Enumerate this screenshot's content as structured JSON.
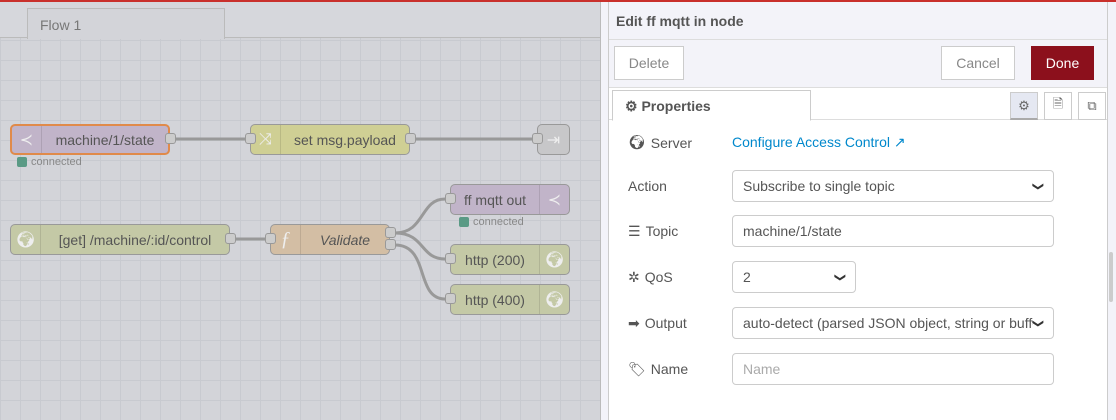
{
  "workspace": {
    "tab": "Flow 1"
  },
  "nodes": {
    "mqtt_in": {
      "label": "machine/1/state",
      "status": "connected",
      "icon": "bridge-icon"
    },
    "change": {
      "label": "set msg.payload",
      "icon": "shuffle-icon"
    },
    "link_out": {
      "icon": "link-out-icon"
    },
    "mqtt_out": {
      "label": "ff mqtt out",
      "status": "connected",
      "icon": "bridge-icon"
    },
    "http_in": {
      "label": "[get] /machine/:id/control",
      "icon": "globe-icon"
    },
    "function": {
      "label": "Validate",
      "icon": "function-icon"
    },
    "http_200": {
      "label": "http (200)",
      "icon": "globe-icon"
    },
    "http_400": {
      "label": "http (400)",
      "icon": "globe-icon"
    }
  },
  "panel": {
    "title": "Edit ff mqtt in node",
    "delete": "Delete",
    "cancel": "Cancel",
    "done": "Done",
    "tab": "Properties",
    "form": {
      "server_label": "Server",
      "server_link": "Configure Access Control",
      "action_label": "Action",
      "action_value": "Subscribe to single topic",
      "topic_label": "Topic",
      "topic_value": "machine/1/state",
      "qos_label": "QoS",
      "qos_value": "2",
      "output_label": "Output",
      "output_value": "auto-detect (parsed JSON object, string or buffer)",
      "name_label": "Name",
      "name_placeholder": "Name"
    }
  },
  "colors": {
    "accent": "#8c101c",
    "link": "#0088cc",
    "top_bar": "#c9302c",
    "status": "#5a9a85"
  }
}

——

Give an exact reproduction of every line, leaving out any picture.

Enumerate this screenshot's content as structured JSON.
{
  "workspace": {
    "tab": "Flow 1"
  },
  "nodes": {
    "mqtt_in": {
      "label": "machine/1/state",
      "status": "connected",
      "icon": "bridge-icon"
    },
    "change": {
      "label": "set msg.payload",
      "icon": "shuffle-icon"
    },
    "link_out": {
      "icon": "link-out-icon"
    },
    "mqtt_out": {
      "label": "ff mqtt out",
      "status": "connected",
      "icon": "bridge-icon"
    },
    "http_in": {
      "label": "[get] /machine/:id/control",
      "icon": "globe-icon"
    },
    "function": {
      "label": "Validate",
      "icon": "function-icon"
    },
    "http_200": {
      "label": "http (200)",
      "icon": "globe-icon"
    },
    "http_400": {
      "label": "http (400)",
      "icon": "globe-icon"
    }
  },
  "panel": {
    "title": "Edit ff mqtt in node",
    "delete": "Delete",
    "cancel": "Cancel",
    "done": "Done",
    "tab": "Properties",
    "form": {
      "server_label": "Server",
      "server_link": "Configure Access Control",
      "action_label": "Action",
      "action_value": "Subscribe to single topic",
      "topic_label": "Topic",
      "topic_value": "machine/1/state",
      "qos_label": "QoS",
      "qos_value": "2",
      "output_label": "Output",
      "output_value": "auto-detect (parsed JSON object, string or buffer)",
      "name_label": "Name",
      "name_placeholder": "Name"
    }
  },
  "colors": {
    "accent": "#8c101c",
    "link": "#0088cc",
    "top_bar": "#c9302c",
    "status": "#5a9a85"
  }
}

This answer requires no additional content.